■ **What needs to be done**
Copy out the data below verbatim.

■ **Data section**
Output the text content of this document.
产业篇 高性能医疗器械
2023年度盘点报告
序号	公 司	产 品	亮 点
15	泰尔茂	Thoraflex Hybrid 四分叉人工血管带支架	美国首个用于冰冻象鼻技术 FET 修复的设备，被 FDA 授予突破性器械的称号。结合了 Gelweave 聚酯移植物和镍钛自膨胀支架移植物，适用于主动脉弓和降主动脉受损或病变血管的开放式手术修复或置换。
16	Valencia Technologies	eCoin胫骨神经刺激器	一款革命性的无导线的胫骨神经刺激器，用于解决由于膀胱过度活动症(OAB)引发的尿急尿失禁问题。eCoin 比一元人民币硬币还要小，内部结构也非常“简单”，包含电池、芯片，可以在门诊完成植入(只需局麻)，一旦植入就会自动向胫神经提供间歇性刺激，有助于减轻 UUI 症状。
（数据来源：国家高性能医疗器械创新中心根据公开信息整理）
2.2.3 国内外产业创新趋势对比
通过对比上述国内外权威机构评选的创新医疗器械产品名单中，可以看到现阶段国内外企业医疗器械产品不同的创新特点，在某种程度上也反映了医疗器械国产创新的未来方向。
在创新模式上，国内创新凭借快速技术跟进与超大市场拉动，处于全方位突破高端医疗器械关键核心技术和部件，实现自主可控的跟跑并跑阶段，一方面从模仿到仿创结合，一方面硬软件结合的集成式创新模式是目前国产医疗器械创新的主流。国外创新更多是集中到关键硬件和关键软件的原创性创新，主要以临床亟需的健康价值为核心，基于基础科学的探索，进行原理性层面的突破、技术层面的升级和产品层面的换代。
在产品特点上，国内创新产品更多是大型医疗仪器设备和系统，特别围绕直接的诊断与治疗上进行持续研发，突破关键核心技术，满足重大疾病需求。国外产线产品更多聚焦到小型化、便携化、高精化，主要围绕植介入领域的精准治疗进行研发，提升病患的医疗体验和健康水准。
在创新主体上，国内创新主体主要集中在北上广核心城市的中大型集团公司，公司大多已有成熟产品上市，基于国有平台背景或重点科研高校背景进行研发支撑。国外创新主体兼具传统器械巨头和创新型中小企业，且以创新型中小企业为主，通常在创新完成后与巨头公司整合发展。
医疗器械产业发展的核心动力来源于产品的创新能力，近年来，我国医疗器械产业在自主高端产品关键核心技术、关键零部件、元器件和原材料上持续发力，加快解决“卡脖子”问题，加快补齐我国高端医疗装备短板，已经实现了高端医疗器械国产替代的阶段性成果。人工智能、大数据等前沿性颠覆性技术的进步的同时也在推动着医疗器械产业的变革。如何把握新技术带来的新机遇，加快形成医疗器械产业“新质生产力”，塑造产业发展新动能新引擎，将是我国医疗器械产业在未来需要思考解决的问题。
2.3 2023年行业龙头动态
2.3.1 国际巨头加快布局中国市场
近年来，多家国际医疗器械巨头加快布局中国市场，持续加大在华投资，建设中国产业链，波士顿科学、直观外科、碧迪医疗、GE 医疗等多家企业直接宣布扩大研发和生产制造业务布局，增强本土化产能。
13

■ **Correct answer**
Output the text content of this document.
产业篇 高性能医疗器械
2023年度盘点报告
序号	公 司	产 品	亮 点
15	泰尔茂	Thoraflex Hybrid 四分叉人工血管带支架	美国首个用于冰冻象鼻技术 FET 修复的设备，被 FDA 授予突破性器械的称号。结合了 Gelweave 聚酯移植物和镍钛自膨胀支架移植物，适用于主动脉弓和降主动脉受损或病变血管的开放式手术修复或置换。
16	Valencia Technologies	eCoin胫骨神经刺激器	一款革命性的无导线的胫骨神经刺激器，用于解决由于膀胱过度活动症(OAB)引发的尿急尿失禁问题。eCoin 比一元人民币硬币还要小，内部结构也非常“简单”，包含电池、芯片，可以在门诊完成植入(只需局麻)，一旦植入就会自动向胫神经提供间歇性刺激，有助于减轻 UUI 症状。
（数据来源：国家高性能医疗器械创新中心根据公开信息整理）
2.2.3 国内外产业创新趋势对比
通过对比上述国内外权威机构评选的创新医疗器械产品名单中，可以看到现阶段国内外企业医疗器械产品不同的创新特点，在某种程度上也反映了医疗器械国产创新的未来方向。
在创新模式上，国内创新凭借快速技术跟进与超大市场拉动，处于全方位突破高端医疗器械关键核心技术和部件，实现自主可控的跟跑并跑阶段，一方面从模仿到仿创结合，一方面硬软件结合的集成式创新模式是目前国产医疗器械创新的主流。国外创新更多是集中到关键硬件和关键软件的原创性创新，主要以临床亟需的健康价值为核心，基于基础科学的探索，进行原理性层面的突破、技术层面的升级和产品层面的换代。
在产品特点上，国内创新产品更多是大型医疗仪器设备和系统，特别围绕直接的诊断与治疗上进行持续研发，突破关键核心技术，满足重大疾病需求。国外产线产品更多聚焦到小型化、便携化、高精化，主要围绕植介入领域的精准治疗进行研发，提升病患的医疗体验和健康水准。
在创新主体上，国内创新主体主要集中在北上广核心城市的中大型集团公司，公司大多已有成熟产品上市，基于国有平台背景或重点科研高校背景进行研发支撑。国外创新主体兼具传统器械巨头和创新型中小企业，且以创新型中小企业为主，通常在创新完成后与巨头公司整合发展。
医疗器械产业发展的核心动力来源于产品的创新能力，近年来，我国医疗器械产业在自主高端产品关键核心技术、关键零部件、元器件和原材料上持续发力，加快解决“卡脖子”问题，加快补齐我国高端医疗装备短板，已经实现了高端医疗器械国产替代的阶段性成果。人工智能、大数据等前沿性颠覆性技术的进步的同时也在推动着医疗器械产业的变革。如何把握新技术带来的新机遇，加快形成医疗器械产业“新质生产力”，塑造产业发展新动能新引擎，将是我国医疗器械产业在未来需要思考解决的问题。
2.3 2023年行业龙头动态
2.3.1 国际巨头加快布局中国市场
近年来，多家国际医疗器械巨头加快布局中国市场，持续加大在华投资，建设中国产业链，波士顿科学、直观外科、碧迪医疗、GE 医疗等多家企业直接宣布扩大研发和生产制造业务布局，增强本土化产能。
13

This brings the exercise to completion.